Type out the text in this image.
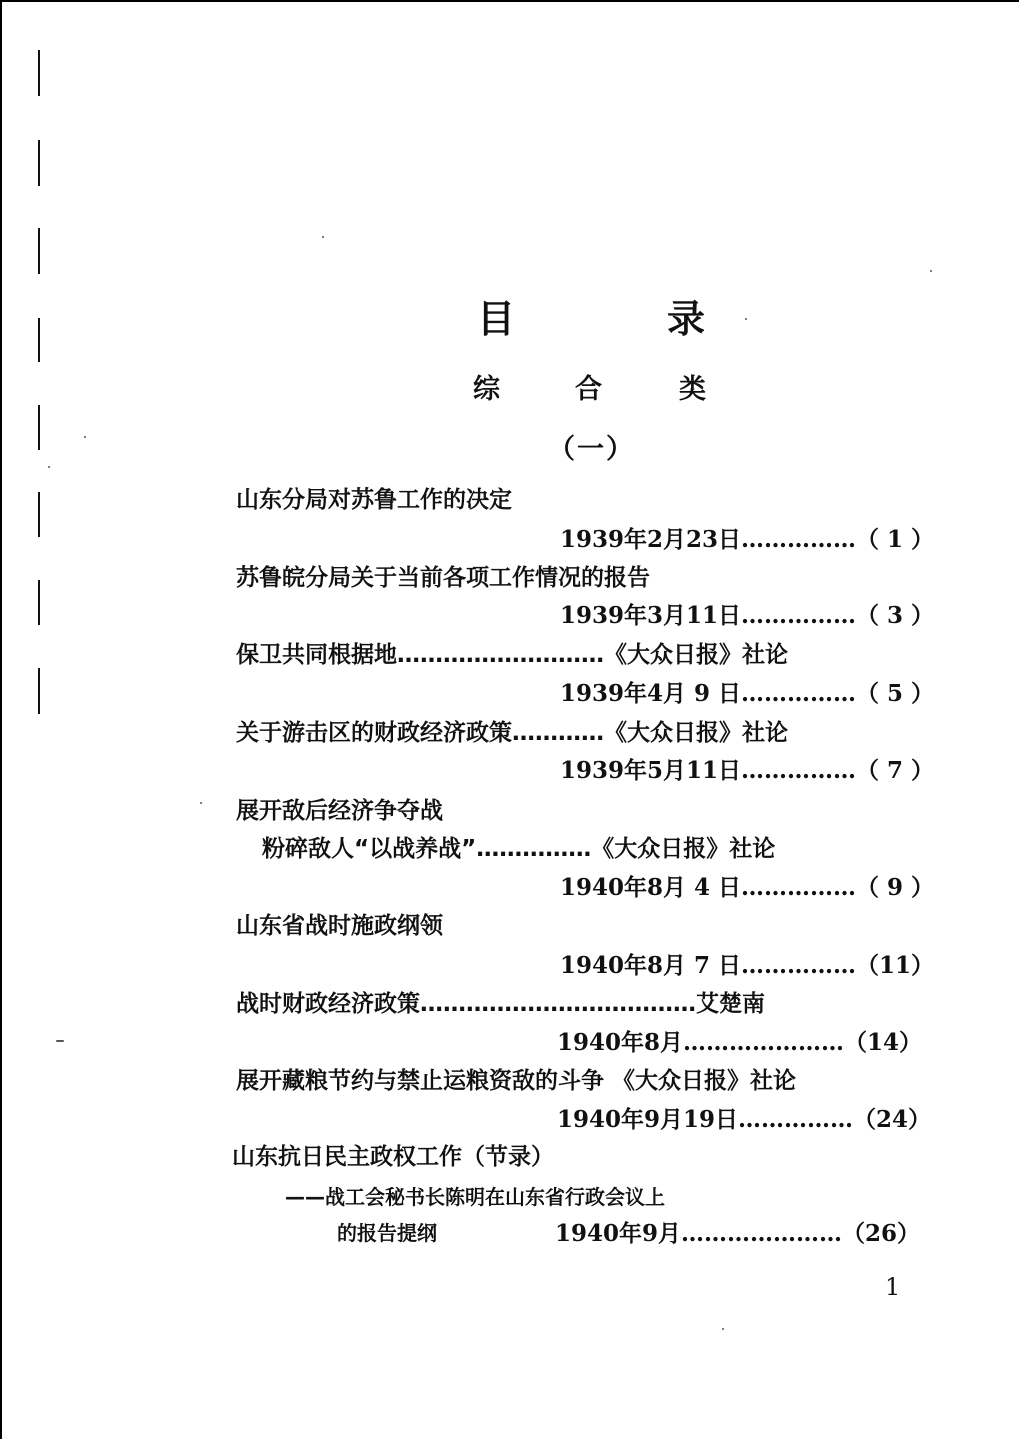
目	录
综	合	类
（一）
山东分局对苏鲁工作的决定
1939年2月23日……………（ 1 ）
苏鲁皖分局关于当前各项工作情况的报告
1939年3月11日……………（ 3 ）
保卫共同根据地………………………《大众日报》社论
1939年4月 9 日……………（ 5 ）
关于游击区的财政经济政策…………《大众日报》社论
1939年5月11日……………（ 7 ）
展开敌后经济争夺战
粉碎敌人“以战养战”……………《大众日报》社论
1940年8月 4 日……………（ 9 ）
山东省战时施政纲领
1940年8月 7 日……………（11）
战时财政经济政策………………………………艾楚南
1940年8月…………………（14）
展开藏粮节约与禁止运粮资敌的斗争 《大众日报》社论
1940年9月19日……………（24）
山东抗日民主政权工作（节录）
——战工会秘书长陈明在山东省行政会议上
的报告提纲	1940年9月…………………（26）
1
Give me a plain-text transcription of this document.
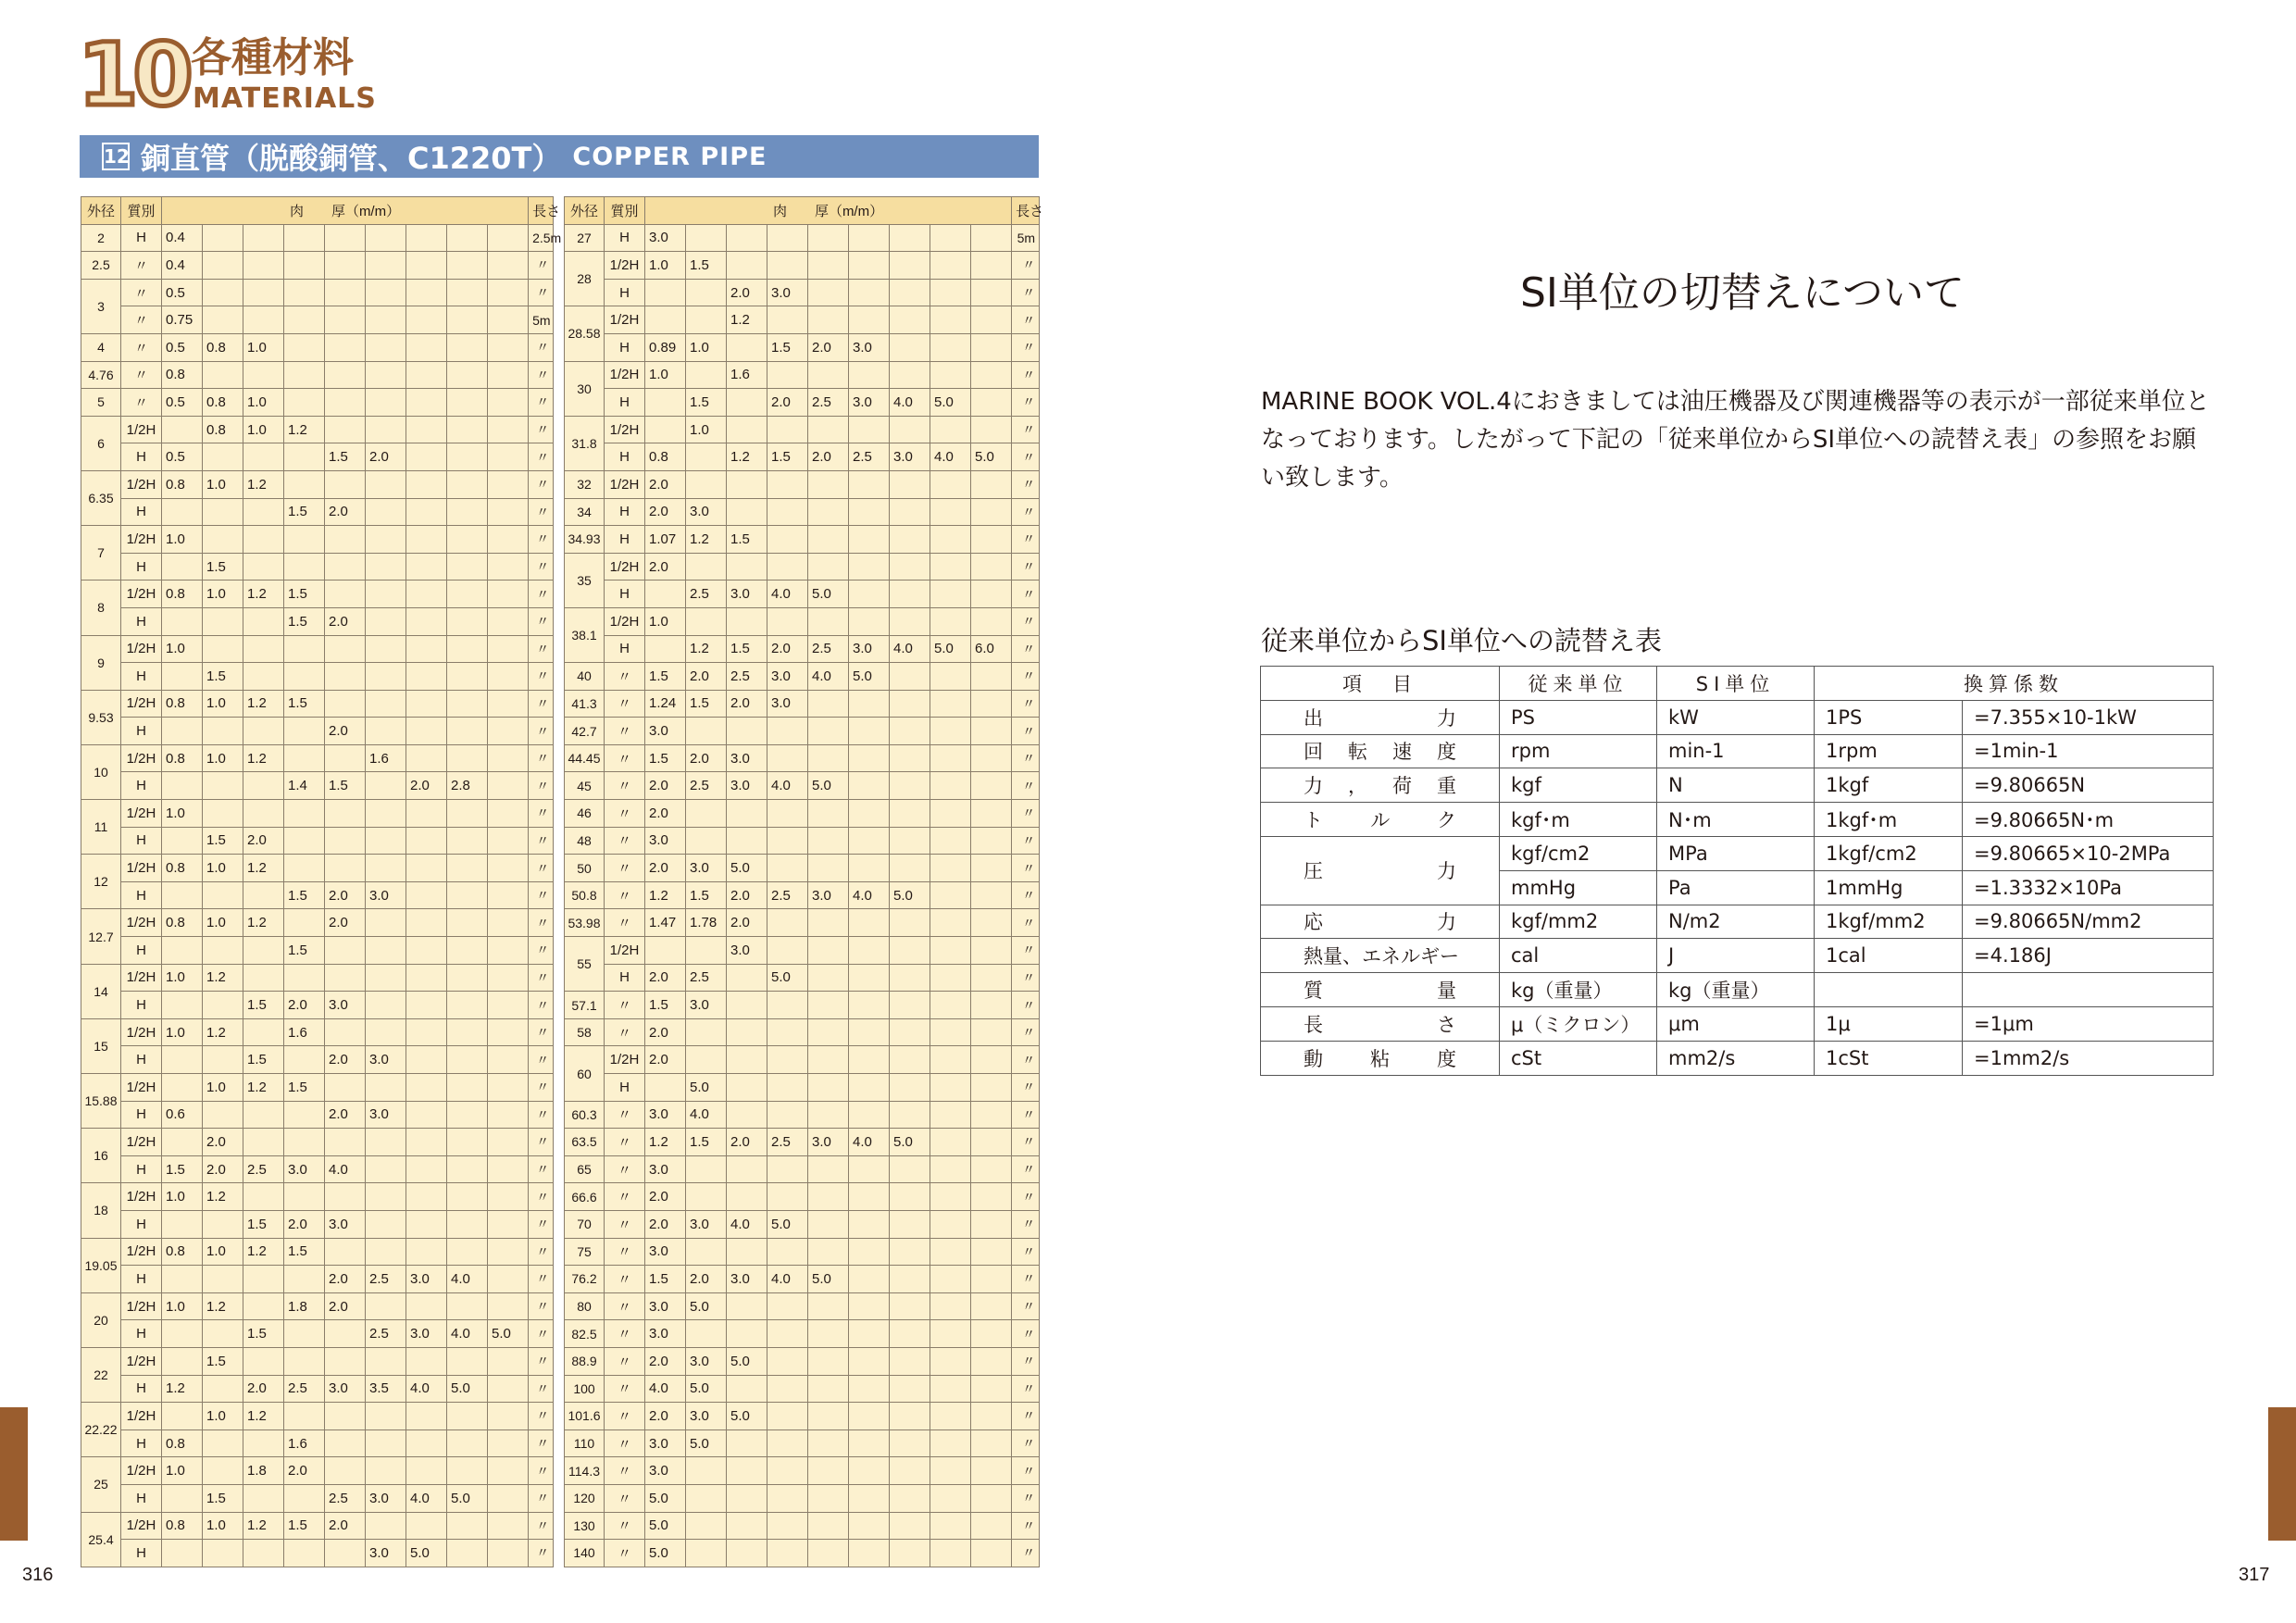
10 各種材料
MATERIALS
12 銅直管（脱酸銅管、C1220T） COPPER PIPE
外径	質別	肉　　厚（m/m）									長さ
2	H	0.4									2.5m
2.5	〃	0.4									〃
3	〃	0.5									〃
	〃	0.75									5m
4	〃	0.5	0.8	1.0							〃
4.76	〃	0.8									〃
5	〃	0.5	0.8	1.0							〃
6	1/2H		0.8	1.0	1.2						〃
	H	0.5				1.5	2.0				〃
6.35	1/2H	0.8	1.0	1.2							〃
	H				1.5	2.0					〃
7	1/2H	1.0									〃
	H		1.5								〃
8	1/2H	0.8	1.0	1.2	1.5						〃
	H				1.5	2.0					〃
9	1/2H	1.0									〃
	H		1.5								〃
9.53	1/2H	0.8	1.0	1.2	1.5						〃
	H					2.0					〃
10	1/2H	0.8	1.0	1.2			1.6				〃
	H				1.4	1.5		2.0	2.8		〃
11	1/2H	1.0									〃
	H		1.5	2.0							〃
12	1/2H	0.8	1.0	1.2							〃
	H				1.5	2.0	3.0				〃
12.7	1/2H	0.8	1.0	1.2		2.0					〃
	H				1.5						〃
14	1/2H	1.0	1.2								〃
	H			1.5	2.0	3.0					〃
15	1/2H	1.0	1.2		1.6						〃
	H			1.5		2.0	3.0				〃
15.88	1/2H		1.0	1.2	1.5						〃
	H	0.6				2.0	3.0				〃
16	1/2H		2.0								〃
	H	1.5	2.0	2.5	3.0	4.0					〃
18	1/2H	1.0	1.2								〃
	H			1.5	2.0	3.0					〃
19.05	1/2H	0.8	1.0	1.2	1.5						〃
	H					2.0	2.5	3.0	4.0		〃
20	1/2H	1.0	1.2		1.8	2.0					〃
	H			1.5			2.5	3.0	4.0	5.0	〃
22	1/2H		1.5								〃
	H	1.2		2.0	2.5	3.0	3.5	4.0	5.0		〃
22.22	1/2H		1.0	1.2							〃
	H	0.8			1.6						〃
25	1/2H	1.0		1.8	2.0						〃
	H		1.5			2.5	3.0	4.0	5.0		〃
25.4	1/2H	0.8	1.0	1.2	1.5	2.0					〃
	H						3.0	5.0			〃
外径	質別	肉　　厚（m/m）									長さ
27	H	3.0									5m
28	1/2H	1.0	1.5								〃
	H			2.0	3.0						〃
28.58	1/2H			1.2							〃
	H	0.89	1.0		1.5	2.0	3.0				〃
30	1/2H	1.0		1.6							〃
	H		1.5		2.0	2.5	3.0	4.0	5.0		〃
31.8	1/2H		1.0								〃
	H	0.8		1.2	1.5	2.0	2.5	3.0	4.0	5.0	〃
32	1/2H	2.0									〃
34	H	2.0	3.0								〃
34.93	H	1.07	1.2	1.5							〃
35	1/2H	2.0									〃
	H		2.5	3.0	4.0	5.0					〃
38.1	1/2H	1.0									〃
	H		1.2	1.5	2.0	2.5	3.0	4.0	5.0	6.0	〃
40	〃	1.5	2.0	2.5	3.0	4.0	5.0				〃
41.3	〃	1.24	1.5	2.0	3.0						〃
42.7	〃	3.0									〃
44.45	〃	1.5	2.0	3.0							〃
45	〃	2.0	2.5	3.0	4.0	5.0					〃
46	〃	2.0									〃
48	〃	3.0									〃
50	〃	2.0	3.0	5.0							〃
50.8	〃	1.2	1.5	2.0	2.5	3.0	4.0	5.0			〃
53.98	〃	1.47	1.78	2.0							〃
55	1/2H			3.0							〃
	H	2.0	2.5		5.0						〃
57.1	〃	1.5	3.0								〃
58	〃	2.0									〃
60	1/2H	2.0									〃
	H		5.0								〃
60.3	〃	3.0	4.0								〃
63.5	〃	1.2	1.5	2.0	2.5	3.0	4.0	5.0			〃
65	〃	3.0									〃
66.6	〃	2.0									〃
70	〃	2.0	3.0	4.0	5.0						〃
75	〃	3.0									〃
76.2	〃	1.5	2.0	3.0	4.0	5.0					〃
80	〃	3.0	5.0								〃
82.5	〃	3.0									〃
88.9	〃	2.0	3.0	5.0							〃
100	〃	4.0	5.0								〃
101.6	〃	2.0	3.0	5.0							〃
110	〃	3.0	5.0								〃
114.3	〃	3.0									〃
120	〃	5.0									〃
130	〃	5.0									〃
140	〃	5.0									〃
316	317
SI単位の切替えについて
MARINE BOOK VOL.4におきましては油圧機器及び関連機器等の表示が一部従来単位となっております。したがって下記の「従来単位からSI単位への読替え表」の参照をお願い致します。
従来単位からSI単位への読替え表
項　目	従来単位	SI単位	換算係数	
出力	PS	kW	1PS	=7.355×10-1kW
回転速度	rpm	min-1	1rpm	=1min-1
力，荷重	kgf	N	1kgf	=9.80665N
トルク	kgf･m	N･m	1kgf･m	=9.80665N･m
圧力	kgf/cm2	MPa	1kgf/cm2	=9.80665×10-2MPa
	mmHg	Pa	1mmHg	=1.3332×10Pa
応力	kgf/mm2	N/m2	1kgf/mm2	=9.80665N/mm2
熱量、エネルギー	cal	J	1cal	=4.186J
質量	kg（重量）	kg（重量）		
長さ	μ（ミクロン）	μm	1μ	=1μm
動粘度	cSt	mm2/s	1cSt	=1mm2/s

-- -- --

#### [Your task]
Repeat the listing in full and exactly. Leave any pictures out.

#### [Response to the exercise]
Type out the text in this image.
目	录
综	合	类
（一）
山东分局对苏鲁工作的决定
1939年2月23日……………（ 1 ）
苏鲁皖分局关于当前各项工作情况的报告
1939年3月11日……………（ 3 ）
保卫共同根据地………………………《大众日报》社论
1939年4月 9 日……………（ 5 ）
关于游击区的财政经济政策…………《大众日报》社论
1939年5月11日……………（ 7 ）
展开敌后经济争夺战
粉碎敌人“以战养战”……………《大众日报》社论
1940年8月 4 日……………（ 9 ）
山东省战时施政纲领
1940年8月 7 日……………（11）
战时财政经济政策………………………………艾楚南
1940年8月…………………（14）
展开藏粮节约与禁止运粮资敌的斗争 《大众日报》社论
1940年9月19日……………（24）
山东抗日民主政权工作（节录）
——战工会秘书长陈明在山东省行政会议上
的报告提纲	1940年9月…………………（26）
1
Give me a plain-text transcription of this document.
10 各種材料
MATERIALS
12 銅直管（脱酸銅管、C1220T） COPPER PIPE
外径	質別	肉　　厚（m/m）									長さ
2	H	0.4									2.5m
2.5	〃	0.4									〃
3	〃	0.5									〃
	〃	0.75									5m
4	〃	0.5	0.8	1.0							〃
4.76	〃	0.8									〃
5	〃	0.5	0.8	1.0							〃
6	1/2H		0.8	1.0	1.2						〃
	H	0.5				1.5	2.0				〃
6.35	1/2H	0.8	1.0	1.2							〃
	H				1.5	2.0					〃
7	1/2H	1.0									〃
	H		1.5								〃
8	1/2H	0.8	1.0	1.2	1.5						〃
	H				1.5	2.0					〃
9	1/2H	1.0									〃
	H		1.5								〃
9.53	1/2H	0.8	1.0	1.2	1.5						〃
	H					2.0					〃
10	1/2H	0.8	1.0	1.2			1.6				〃
	H				1.4	1.5		2.0	2.8		〃
11	1/2H	1.0									〃
	H		1.5	2.0							〃
12	1/2H	0.8	1.0	1.2							〃
	H				1.5	2.0	3.0				〃
12.7	1/2H	0.8	1.0	1.2		2.0					〃
	H				1.5						〃
14	1/2H	1.0	1.2								〃
	H			1.5	2.0	3.0					〃
15	1/2H	1.0	1.2		1.6						〃
	H			1.5		2.0	3.0				〃
15.88	1/2H		1.0	1.2	1.5						〃
	H	0.6				2.0	3.0				〃
16	1/2H		2.0								〃
	H	1.5	2.0	2.5	3.0	4.0					〃
18	1/2H	1.0	1.2								〃
	H			1.5	2.0	3.0					〃
19.05	1/2H	0.8	1.0	1.2	1.5						〃
	H					2.0	2.5	3.0	4.0		〃
20	1/2H	1.0	1.2		1.8	2.0					〃
	H			1.5			2.5	3.0	4.0	5.0	〃
22	1/2H		1.5								〃
	H	1.2		2.0	2.5	3.0	3.5	4.0	5.0		〃
22.22	1/2H		1.0	1.2							〃
	H	0.8			1.6						〃
25	1/2H	1.0		1.8	2.0						〃
	H		1.5			2.5	3.0	4.0	5.0		〃
25.4	1/2H	0.8	1.0	1.2	1.5	2.0					〃
	H						3.0	5.0			〃
外径	質別	肉　　厚（m/m）									長さ
27	H	3.0									5m
28	1/2H	1.0	1.5								〃
	H			2.0	3.0						〃
28.58	1/2H			1.2							〃
	H	0.89	1.0		1.5	2.0	3.0				〃
30	1/2H	1.0		1.6							〃
	H		1.5		2.0	2.5	3.0	4.0	5.0		〃
31.8	1/2H		1.0								〃
	H	0.8		1.2	1.5	2.0	2.5	3.0	4.0	5.0	〃
32	1/2H	2.0									〃
34	H	2.0	3.0								〃
34.93	H	1.07	1.2	1.5							〃
35	1/2H	2.0									〃
	H		2.5	3.0	4.0	5.0					〃
38.1	1/2H	1.0									〃
	H		1.2	1.5	2.0	2.5	3.0	4.0	5.0	6.0	〃
40	〃	1.5	2.0	2.5	3.0	4.0	5.0				〃
41.3	〃	1.24	1.5	2.0	3.0						〃
42.7	〃	3.0									〃
44.45	〃	1.5	2.0	3.0							〃
45	〃	2.0	2.5	3.0	4.0	5.0					〃
46	〃	2.0									〃
48	〃	3.0									〃
50	〃	2.0	3.0	5.0							〃
50.8	〃	1.2	1.5	2.0	2.5	3.0	4.0	5.0			〃
53.98	〃	1.47	1.78	2.0							〃
55	1/2H			3.0							〃
	H	2.0	2.5		5.0						〃
57.1	〃	1.5	3.0								〃
58	〃	2.0									〃
60	1/2H	2.0									〃
	H		5.0								〃
60.3	〃	3.0	4.0								〃
63.5	〃	1.2	1.5	2.0	2.5	3.0	4.0	5.0			〃
65	〃	3.0									〃
66.6	〃	2.0									〃
70	〃	2.0	3.0	4.0	5.0						〃
75	〃	3.0									〃
76.2	〃	1.5	2.0	3.0	4.0	5.0					〃
80	〃	3.0	5.0								〃
82.5	〃	3.0									〃
88.9	〃	2.0	3.0	5.0							〃
100	〃	4.0	5.0								〃
101.6	〃	2.0	3.0	5.0							〃
110	〃	3.0	5.0								〃
114.3	〃	3.0									〃
120	〃	5.0									〃
130	〃	5.0									〃
140	〃	5.0									〃
316	317
SI単位の切替えについて
MARINE BOOK VOL.4におきましては油圧機器及び関連機器等の表示が一部従来単位となっております。したがって下記の「従来単位からSI単位への読替え表」の参照をお願い致します。
従来単位からSI単位への読替え表
項　目	従来単位	SI単位	換算係数	
出力	PS	kW	1PS	=7.355×10-1kW
回転速度	rpm	min-1	1rpm	=1min-1
力，荷重	kgf	N	1kgf	=9.80665N
トルク	kgf･m	N･m	1kgf･m	=9.80665N･m
圧力	kgf/cm2	MPa	1kgf/cm2	=9.80665×10-2MPa
	mmHg	Pa	1mmHg	=1.3332×10Pa
応力	kgf/mm2	N/m2	1kgf/mm2	=9.80665N/mm2
熱量、エネルギー	cal	J	1cal	=4.186J
質量	kg（重量）	kg（重量）		
長さ	μ（ミクロン）	μm	1μ	=1μm
動粘度	cSt	mm2/s	1cSt	=1mm2/s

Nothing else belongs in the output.